(begin)

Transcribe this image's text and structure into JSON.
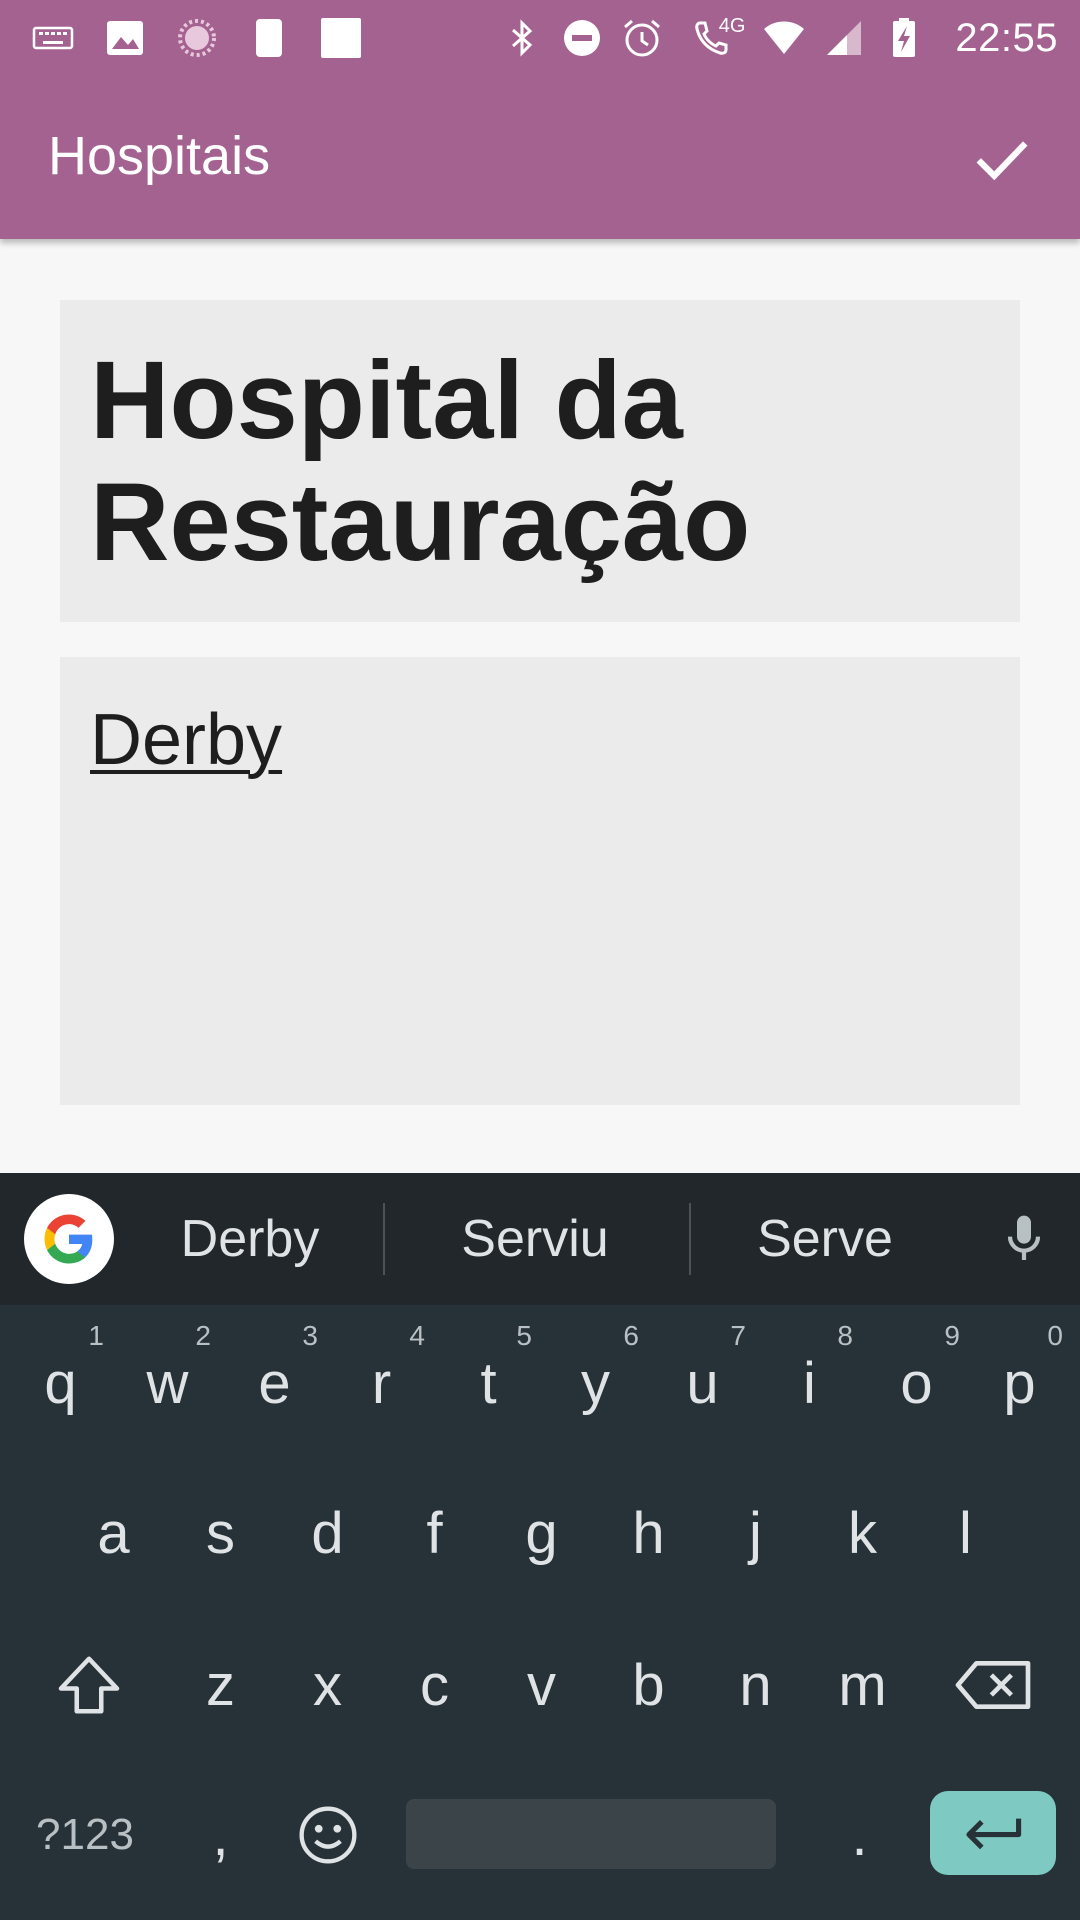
{
  "status_bar": {
    "time": "22:55",
    "network_label": "4G",
    "left_icons": [
      "keyboard-icon",
      "image-icon",
      "loading-icon",
      "moon-icon",
      "square-icon"
    ],
    "right_icons": [
      "bluetooth-icon",
      "do-not-disturb-icon",
      "alarm-icon",
      "wifi-calling-icon",
      "wifi-icon",
      "signal-icon",
      "battery-charging-icon"
    ]
  },
  "app_bar": {
    "title": "Hospitais",
    "action_icon": "check-icon",
    "color": "#a46290"
  },
  "form": {
    "title_value": "Hospital da Restauração",
    "body_value": "Derby"
  },
  "keyboard": {
    "suggestions": [
      "Derby",
      "Serviu",
      "Serve"
    ],
    "row1": [
      {
        "label": "q",
        "hint": "1"
      },
      {
        "label": "w",
        "hint": "2"
      },
      {
        "label": "e",
        "hint": "3"
      },
      {
        "label": "r",
        "hint": "4"
      },
      {
        "label": "t",
        "hint": "5"
      },
      {
        "label": "y",
        "hint": "6"
      },
      {
        "label": "u",
        "hint": "7"
      },
      {
        "label": "i",
        "hint": "8"
      },
      {
        "label": "o",
        "hint": "9"
      },
      {
        "label": "p",
        "hint": "0"
      }
    ],
    "row2": [
      "a",
      "s",
      "d",
      "f",
      "g",
      "h",
      "j",
      "k",
      "l"
    ],
    "row3": [
      "z",
      "x",
      "c",
      "v",
      "b",
      "n",
      "m"
    ],
    "symbols_label": "?123",
    "comma_label": ",",
    "period_label": ".",
    "enter_color": "#7ecac3"
  }
}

(end)

=== What to produce ===
Copy every line of the listing where the word "hint" appears.

=== Response to this task ===
        "hint": "1"
        "hint": "2"
        "hint": "3"
        "hint": "4"
        "hint": "5"
        "hint": "6"
        "hint": "7"
        "hint": "8"
        "hint": "9"
        "hint": "0"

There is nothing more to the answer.